**What to work on:**
Word for word, set down the records and skip each picture.
=====
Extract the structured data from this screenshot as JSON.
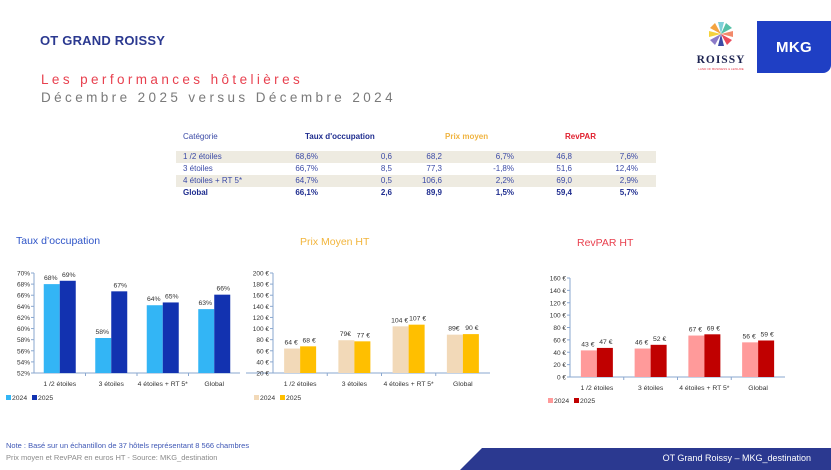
{
  "header": {
    "brand_title": "OT GRAND ROISSY",
    "subtitle_line1": "Les performances hôtelières",
    "subtitle_line2": "Décembre 2025 versus Décembre 2024"
  },
  "logos": {
    "roissy": {
      "name": "ROISSY",
      "tagline": "LAND OF BUSINESS & LEISURE"
    },
    "mkg": {
      "name": "MKG",
      "color": "#1f3fc4"
    }
  },
  "table": {
    "headers": {
      "category": "Catégorie",
      "occupancy": "Taux d'occupation",
      "avg_price": "Prix moyen",
      "revpar": "RevPAR"
    },
    "header_colors": {
      "occupancy": "#1f2d8f",
      "avg_price": "#f0b441",
      "revpar": "#e01f2d"
    },
    "rows": [
      {
        "category": "1 /2 étoiles",
        "occ": "68,6%",
        "occ_var": "0,6",
        "price": "68,2",
        "price_var": "6,7%",
        "revpar": "46,8",
        "revpar_var": "7,6%"
      },
      {
        "category": "3 étoiles",
        "occ": "66,7%",
        "occ_var": "8,5",
        "price": "77,3",
        "price_var": "-1,8%",
        "revpar": "51,6",
        "revpar_var": "12,4%"
      },
      {
        "category": "4 étoiles + RT 5*",
        "occ": "64,7%",
        "occ_var": "0,5",
        "price": "106,6",
        "price_var": "2,2%",
        "revpar": "69,0",
        "revpar_var": "2,9%"
      },
      {
        "category": "Global",
        "occ": "66,1%",
        "occ_var": "2,6",
        "price": "89,9",
        "price_var": "1,5%",
        "revpar": "59,4",
        "revpar_var": "5,7%"
      }
    ]
  },
  "chart_data": [
    {
      "type": "bar",
      "title": "Taux d’occupation",
      "title_color": "#2f55c8",
      "categories": [
        "1 /2 étoiles",
        "3 étoiles",
        "4 étoiles + RT 5*",
        "Global"
      ],
      "series": [
        {
          "name": "2024",
          "color": "#33b5f5",
          "values": [
            68,
            58,
            64,
            63
          ],
          "labels": [
            "68%",
            "58%",
            "64%",
            "63%"
          ],
          "plot_values": [
            68.0,
            58.3,
            64.2,
            63.5
          ]
        },
        {
          "name": "2025",
          "color": "#1232b0",
          "values": [
            69,
            67,
            65,
            66
          ],
          "labels": [
            "69%",
            "67%",
            "65%",
            "66%"
          ],
          "plot_values": [
            68.6,
            66.7,
            64.7,
            66.1
          ]
        }
      ],
      "ylim": [
        52,
        70
      ],
      "yticks": [
        "52%",
        "54%",
        "56%",
        "58%",
        "60%",
        "62%",
        "64%",
        "66%",
        "68%",
        "70%"
      ],
      "ytick_values": [
        52,
        54,
        56,
        58,
        60,
        62,
        64,
        66,
        68,
        70
      ],
      "legend": "bottom-left",
      "grid": false
    },
    {
      "type": "bar",
      "title": "Prix Moyen HT",
      "title_color": "#f2b53c",
      "categories": [
        "1 /2 étoiles",
        "3 étoiles",
        "4 étoiles + RT 5*",
        "Global"
      ],
      "series": [
        {
          "name": "2024",
          "color": "#f2d9b8",
          "values": [
            64,
            79,
            104,
            89
          ],
          "labels": [
            "64 €",
            "79€",
            "104 €",
            "89€"
          ]
        },
        {
          "name": "2025",
          "color": "#ffbf00",
          "values": [
            68,
            77,
            107,
            90
          ],
          "labels": [
            "68 €",
            "77 €",
            "107 €",
            "90 €"
          ]
        }
      ],
      "ylim": [
        20,
        200
      ],
      "yticks": [
        "20 €",
        "40 €",
        "60 €",
        "80 €",
        "100 €",
        "120 €",
        "140 €",
        "160 €",
        "180 €",
        "200 €"
      ],
      "ytick_values": [
        20,
        40,
        60,
        80,
        100,
        120,
        140,
        160,
        180,
        200
      ],
      "legend": "bottom-left",
      "grid": false
    },
    {
      "type": "bar",
      "title": "RevPAR HT",
      "title_color": "#e8414f",
      "categories": [
        "1 /2 étoiles",
        "3 étoiles",
        "4 étoiles + RT 5*",
        "Global"
      ],
      "series": [
        {
          "name": "2024",
          "color": "#ff9a9a",
          "values": [
            43,
            46,
            67,
            56
          ],
          "labels": [
            "43 €",
            "46 €",
            "67 €",
            "56 €"
          ]
        },
        {
          "name": "2025",
          "color": "#c00000",
          "values": [
            47,
            52,
            69,
            59
          ],
          "labels": [
            "47 €",
            "52 €",
            "69 €",
            "59 €"
          ]
        }
      ],
      "ylim": [
        0,
        160
      ],
      "yticks": [
        "0 €",
        "20 €",
        "40 €",
        "60 €",
        "80 €",
        "100 €",
        "120 €",
        "140 €",
        "160 €"
      ],
      "ytick_values": [
        0,
        20,
        40,
        60,
        80,
        100,
        120,
        140,
        160
      ],
      "legend": "bottom-left",
      "grid": false
    }
  ],
  "notes": {
    "line1": "Note : Basé sur un échantillon de 37 hôtels représentant 8 566 chambres",
    "line2": "Prix moyen et RevPAR en euros HT - Source: MKG_destination"
  },
  "footer": {
    "text": "OT Grand Roissy  – MKG_destination",
    "color": "#2b3990"
  }
}
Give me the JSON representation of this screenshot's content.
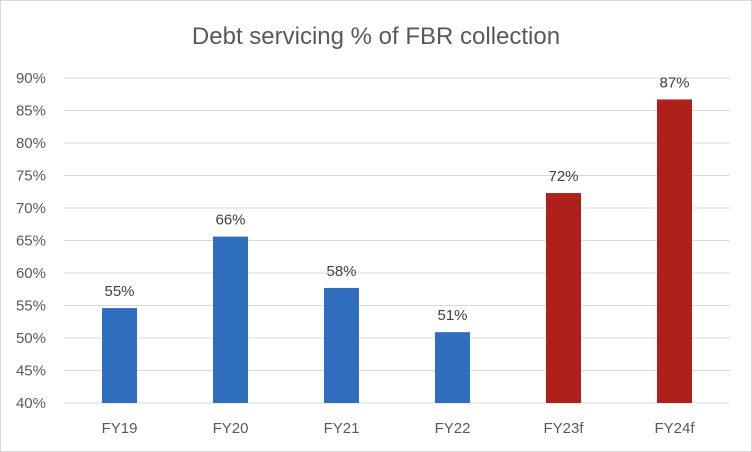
{
  "chart_data": {
    "type": "bar",
    "title": "Debt servicing % of FBR collection",
    "xlabel": "",
    "ylabel": "",
    "categories": [
      "FY19",
      "FY20",
      "FY21",
      "FY22",
      "FY23f",
      "FY24f"
    ],
    "values": [
      54.6,
      65.6,
      57.7,
      50.9,
      72.3,
      86.7
    ],
    "data_labels": [
      "55%",
      "66%",
      "58%",
      "51%",
      "72%",
      "87%"
    ],
    "ylim": [
      40,
      90
    ],
    "yticks": [
      40,
      45,
      50,
      55,
      60,
      65,
      70,
      75,
      80,
      85,
      90
    ],
    "ytick_labels": [
      "40%",
      "45%",
      "50%",
      "55%",
      "60%",
      "65%",
      "70%",
      "75%",
      "80%",
      "85%",
      "90%"
    ],
    "grid": true,
    "legend": "none",
    "colors": [
      "#2f6ebd",
      "#2f6ebd",
      "#2f6ebd",
      "#2f6ebd",
      "#b0201a",
      "#b0201a"
    ]
  }
}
=====
**Result:**
Extract the structured data from this screenshot as JSON.
{
  "header": {
    "brand_title": "OT GRAND ROISSY",
    "subtitle_line1": "Les performances hôtelières",
    "subtitle_line2": "Décembre 2025 versus Décembre 2024"
  },
  "logos": {
    "roissy": {
      "name": "ROISSY",
      "tagline": "LAND OF BUSINESS & LEISURE"
    },
    "mkg": {
      "name": "MKG",
      "color": "#1f3fc4"
    }
  },
  "table": {
    "headers": {
      "category": "Catégorie",
      "occupancy": "Taux d'occupation",
      "avg_price": "Prix moyen",
      "revpar": "RevPAR"
    },
    "header_colors": {
      "occupancy": "#1f2d8f",
      "avg_price": "#f0b441",
      "revpar": "#e01f2d"
    },
    "rows": [
      {
        "category": "1 /2 étoiles",
        "occ": "68,6%",
        "occ_var": "0,6",
        "price": "68,2",
        "price_var": "6,7%",
        "revpar": "46,8",
        "revpar_var": "7,6%"
      },
      {
        "category": "3 étoiles",
        "occ": "66,7%",
        "occ_var": "8,5",
        "price": "77,3",
        "price_var": "-1,8%",
        "revpar": "51,6",
        "revpar_var": "12,4%"
      },
      {
        "category": "4 étoiles + RT 5*",
        "occ": "64,7%",
        "occ_var": "0,5",
        "price": "106,6",
        "price_var": "2,2%",
        "revpar": "69,0",
        "revpar_var": "2,9%"
      },
      {
        "category": "Global",
        "occ": "66,1%",
        "occ_var": "2,6",
        "price": "89,9",
        "price_var": "1,5%",
        "revpar": "59,4",
        "revpar_var": "5,7%"
      }
    ]
  },
  "chart_data": [
    {
      "type": "bar",
      "title": "Taux d’occupation",
      "title_color": "#2f55c8",
      "categories": [
        "1 /2 étoiles",
        "3 étoiles",
        "4 étoiles + RT 5*",
        "Global"
      ],
      "series": [
        {
          "name": "2024",
          "color": "#33b5f5",
          "values": [
            68,
            58,
            64,
            63
          ],
          "labels": [
            "68%",
            "58%",
            "64%",
            "63%"
          ],
          "plot_values": [
            68.0,
            58.3,
            64.2,
            63.5
          ]
        },
        {
          "name": "2025",
          "color": "#1232b0",
          "values": [
            69,
            67,
            65,
            66
          ],
          "labels": [
            "69%",
            "67%",
            "65%",
            "66%"
          ],
          "plot_values": [
            68.6,
            66.7,
            64.7,
            66.1
          ]
        }
      ],
      "ylim": [
        52,
        70
      ],
      "yticks": [
        "52%",
        "54%",
        "56%",
        "58%",
        "60%",
        "62%",
        "64%",
        "66%",
        "68%",
        "70%"
      ],
      "ytick_values": [
        52,
        54,
        56,
        58,
        60,
        62,
        64,
        66,
        68,
        70
      ],
      "legend": "bottom-left",
      "grid": false
    },
    {
      "type": "bar",
      "title": "Prix Moyen HT",
      "title_color": "#f2b53c",
      "categories": [
        "1 /2 étoiles",
        "3 étoiles",
        "4 étoiles + RT 5*",
        "Global"
      ],
      "series": [
        {
          "name": "2024",
          "color": "#f2d9b8",
          "values": [
            64,
            79,
            104,
            89
          ],
          "labels": [
            "64 €",
            "79€",
            "104 €",
            "89€"
          ]
        },
        {
          "name": "2025",
          "color": "#ffbf00",
          "values": [
            68,
            77,
            107,
            90
          ],
          "labels": [
            "68 €",
            "77 €",
            "107 €",
            "90 €"
          ]
        }
      ],
      "ylim": [
        20,
        200
      ],
      "yticks": [
        "20 €",
        "40 €",
        "60 €",
        "80 €",
        "100 €",
        "120 €",
        "140 €",
        "160 €",
        "180 €",
        "200 €"
      ],
      "ytick_values": [
        20,
        40,
        60,
        80,
        100,
        120,
        140,
        160,
        180,
        200
      ],
      "legend": "bottom-left",
      "grid": false
    },
    {
      "type": "bar",
      "title": "RevPAR HT",
      "title_color": "#e8414f",
      "categories": [
        "1 /2 étoiles",
        "3 étoiles",
        "4 étoiles + RT 5*",
        "Global"
      ],
      "series": [
        {
          "name": "2024",
          "color": "#ff9a9a",
          "values": [
            43,
            46,
            67,
            56
          ],
          "labels": [
            "43 €",
            "46 €",
            "67 €",
            "56 €"
          ]
        },
        {
          "name": "2025",
          "color": "#c00000",
          "values": [
            47,
            52,
            69,
            59
          ],
          "labels": [
            "47 €",
            "52 €",
            "69 €",
            "59 €"
          ]
        }
      ],
      "ylim": [
        0,
        160
      ],
      "yticks": [
        "0 €",
        "20 €",
        "40 €",
        "60 €",
        "80 €",
        "100 €",
        "120 €",
        "140 €",
        "160 €"
      ],
      "ytick_values": [
        0,
        20,
        40,
        60,
        80,
        100,
        120,
        140,
        160
      ],
      "legend": "bottom-left",
      "grid": false
    }
  ],
  "notes": {
    "line1": "Note : Basé sur un échantillon de 37 hôtels représentant 8 566 chambres",
    "line2": "Prix moyen et RevPAR en euros HT - Source: MKG_destination"
  },
  "footer": {
    "text": "OT Grand Roissy  – MKG_destination",
    "color": "#2b3990"
  }
}
Give me the JSON representation of this screenshot's content.
{
  "chart_data": {
    "type": "bar",
    "title": "Debt servicing % of FBR collection",
    "xlabel": "",
    "ylabel": "",
    "categories": [
      "FY19",
      "FY20",
      "FY21",
      "FY22",
      "FY23f",
      "FY24f"
    ],
    "values": [
      54.6,
      65.6,
      57.7,
      50.9,
      72.3,
      86.7
    ],
    "data_labels": [
      "55%",
      "66%",
      "58%",
      "51%",
      "72%",
      "87%"
    ],
    "ylim": [
      40,
      90
    ],
    "yticks": [
      40,
      45,
      50,
      55,
      60,
      65,
      70,
      75,
      80,
      85,
      90
    ],
    "ytick_labels": [
      "40%",
      "45%",
      "50%",
      "55%",
      "60%",
      "65%",
      "70%",
      "75%",
      "80%",
      "85%",
      "90%"
    ],
    "grid": true,
    "legend": "none",
    "colors": [
      "#2f6ebd",
      "#2f6ebd",
      "#2f6ebd",
      "#2f6ebd",
      "#b0201a",
      "#b0201a"
    ]
  }
}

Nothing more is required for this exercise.